* The task *
Wherever the word "试验方法" shows up in a line, please copy that line.

* Supplied entries *
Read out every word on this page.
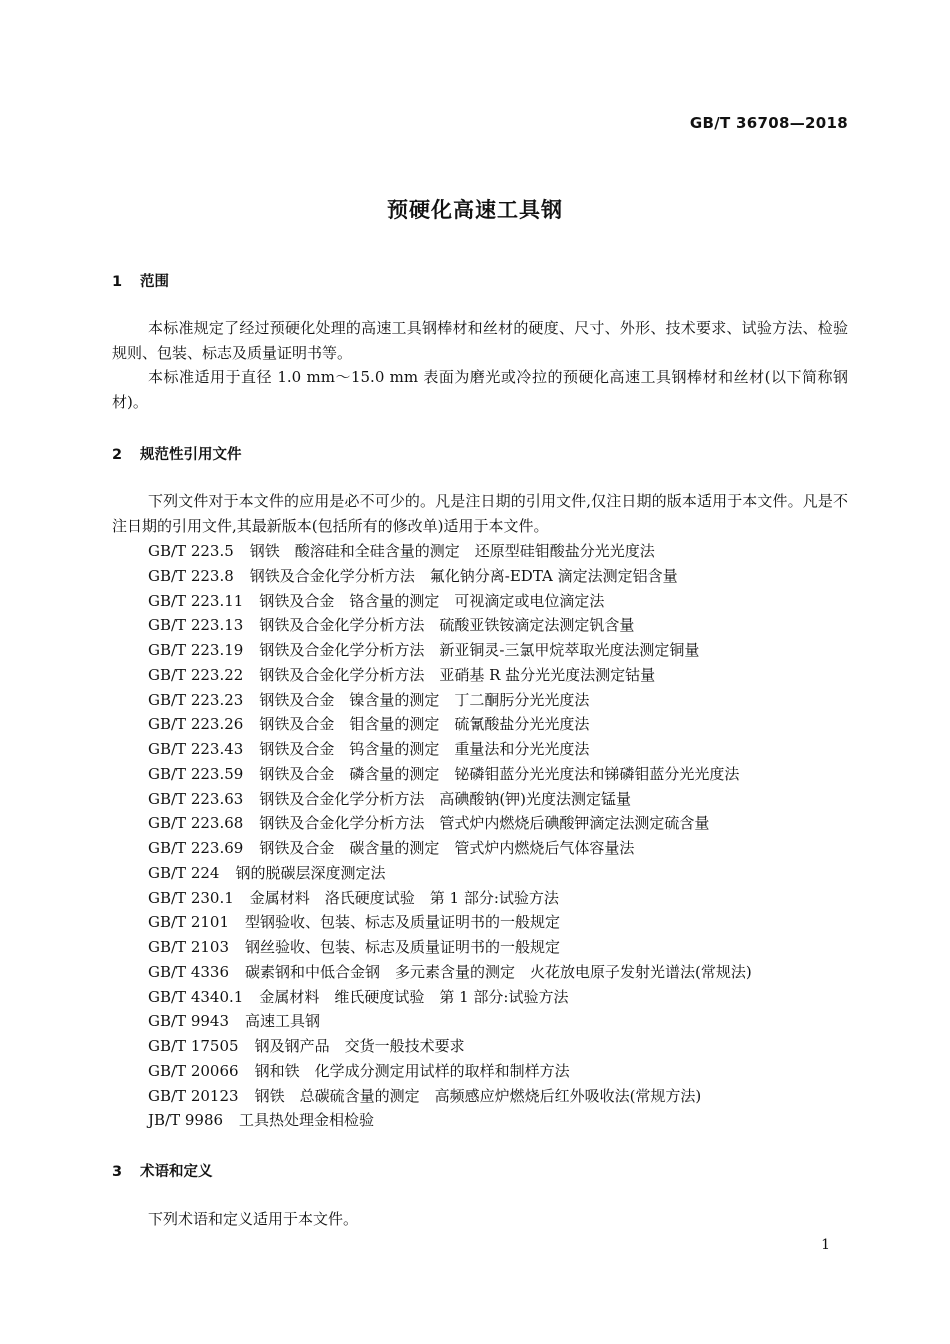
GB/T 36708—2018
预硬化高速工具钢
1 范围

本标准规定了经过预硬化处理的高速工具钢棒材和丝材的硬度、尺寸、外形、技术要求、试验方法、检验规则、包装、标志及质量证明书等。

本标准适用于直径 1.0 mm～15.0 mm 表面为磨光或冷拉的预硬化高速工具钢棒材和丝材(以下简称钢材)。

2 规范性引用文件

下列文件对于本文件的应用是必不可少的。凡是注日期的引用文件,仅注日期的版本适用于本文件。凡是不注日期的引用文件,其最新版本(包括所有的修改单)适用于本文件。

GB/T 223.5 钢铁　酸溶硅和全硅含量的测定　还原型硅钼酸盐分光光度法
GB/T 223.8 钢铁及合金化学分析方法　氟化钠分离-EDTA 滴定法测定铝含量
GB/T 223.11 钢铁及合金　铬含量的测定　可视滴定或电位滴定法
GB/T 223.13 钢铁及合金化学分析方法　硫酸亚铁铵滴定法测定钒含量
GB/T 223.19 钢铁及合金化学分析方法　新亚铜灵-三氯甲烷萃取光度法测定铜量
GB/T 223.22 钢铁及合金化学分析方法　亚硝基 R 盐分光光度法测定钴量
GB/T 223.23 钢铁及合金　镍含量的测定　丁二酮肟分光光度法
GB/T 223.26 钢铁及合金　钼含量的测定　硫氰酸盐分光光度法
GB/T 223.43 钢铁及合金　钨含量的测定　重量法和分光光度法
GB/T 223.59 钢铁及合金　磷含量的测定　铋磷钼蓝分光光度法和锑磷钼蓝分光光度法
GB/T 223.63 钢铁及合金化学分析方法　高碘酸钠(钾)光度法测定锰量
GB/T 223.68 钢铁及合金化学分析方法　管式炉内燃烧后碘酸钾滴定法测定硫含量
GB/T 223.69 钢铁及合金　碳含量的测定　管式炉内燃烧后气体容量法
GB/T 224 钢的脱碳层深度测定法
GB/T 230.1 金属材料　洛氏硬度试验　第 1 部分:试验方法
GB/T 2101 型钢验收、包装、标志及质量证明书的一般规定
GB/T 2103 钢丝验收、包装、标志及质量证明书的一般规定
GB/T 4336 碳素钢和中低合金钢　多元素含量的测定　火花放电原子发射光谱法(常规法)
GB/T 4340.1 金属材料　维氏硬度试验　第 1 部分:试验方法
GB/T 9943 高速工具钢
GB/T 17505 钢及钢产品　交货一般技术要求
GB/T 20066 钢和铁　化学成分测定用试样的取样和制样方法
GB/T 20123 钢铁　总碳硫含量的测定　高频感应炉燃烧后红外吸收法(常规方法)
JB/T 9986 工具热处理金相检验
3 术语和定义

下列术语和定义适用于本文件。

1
...
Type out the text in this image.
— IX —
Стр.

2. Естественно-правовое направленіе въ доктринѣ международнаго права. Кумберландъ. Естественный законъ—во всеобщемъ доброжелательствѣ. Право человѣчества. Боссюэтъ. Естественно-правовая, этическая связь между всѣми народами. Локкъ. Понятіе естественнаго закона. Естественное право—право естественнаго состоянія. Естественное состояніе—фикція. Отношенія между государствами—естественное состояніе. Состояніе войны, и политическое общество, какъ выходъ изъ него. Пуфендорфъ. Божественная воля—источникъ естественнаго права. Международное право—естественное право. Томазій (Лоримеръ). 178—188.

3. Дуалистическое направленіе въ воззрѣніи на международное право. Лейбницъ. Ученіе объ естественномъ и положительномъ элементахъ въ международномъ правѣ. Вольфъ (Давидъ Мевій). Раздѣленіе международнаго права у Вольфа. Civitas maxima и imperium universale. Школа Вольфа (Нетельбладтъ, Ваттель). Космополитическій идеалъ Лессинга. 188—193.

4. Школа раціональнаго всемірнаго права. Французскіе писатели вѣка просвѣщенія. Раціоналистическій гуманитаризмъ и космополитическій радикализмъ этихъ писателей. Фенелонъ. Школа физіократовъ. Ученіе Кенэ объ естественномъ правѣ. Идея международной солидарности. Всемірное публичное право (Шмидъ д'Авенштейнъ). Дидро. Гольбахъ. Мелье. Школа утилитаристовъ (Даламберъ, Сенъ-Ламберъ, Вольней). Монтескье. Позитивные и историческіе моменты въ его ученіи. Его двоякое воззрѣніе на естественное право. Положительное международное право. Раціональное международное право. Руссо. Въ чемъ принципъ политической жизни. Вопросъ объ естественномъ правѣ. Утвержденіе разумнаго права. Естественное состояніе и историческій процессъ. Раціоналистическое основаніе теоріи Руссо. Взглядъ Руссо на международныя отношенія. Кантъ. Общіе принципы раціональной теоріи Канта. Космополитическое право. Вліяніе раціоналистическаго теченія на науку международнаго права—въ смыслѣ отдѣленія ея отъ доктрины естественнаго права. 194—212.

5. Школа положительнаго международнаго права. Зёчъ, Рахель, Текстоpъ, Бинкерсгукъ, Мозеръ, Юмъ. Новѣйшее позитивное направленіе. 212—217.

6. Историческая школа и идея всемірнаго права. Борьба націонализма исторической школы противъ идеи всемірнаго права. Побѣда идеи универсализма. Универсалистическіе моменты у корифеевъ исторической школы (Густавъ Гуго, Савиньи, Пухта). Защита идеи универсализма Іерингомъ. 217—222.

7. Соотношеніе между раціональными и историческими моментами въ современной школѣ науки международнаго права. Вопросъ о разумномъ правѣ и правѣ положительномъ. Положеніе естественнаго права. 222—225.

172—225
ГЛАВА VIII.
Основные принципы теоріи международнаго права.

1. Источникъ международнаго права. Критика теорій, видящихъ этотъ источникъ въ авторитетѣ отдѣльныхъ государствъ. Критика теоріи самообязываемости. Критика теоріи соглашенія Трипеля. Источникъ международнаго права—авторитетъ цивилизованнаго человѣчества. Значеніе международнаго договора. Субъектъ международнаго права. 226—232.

* Result of the task *
本标准规定了经过预硬化处理的高速工具钢棒材和丝材的硬度、尺寸、外形、技术要求、试验方法、检验规则、包装、标志及质量证明书等。
GB/T 230.1 金属材料　洛氏硬度试验　第 1 部分:试验方法
GB/T 4340.1 金属材料　维氏硬度试验　第 1 部分:试验方法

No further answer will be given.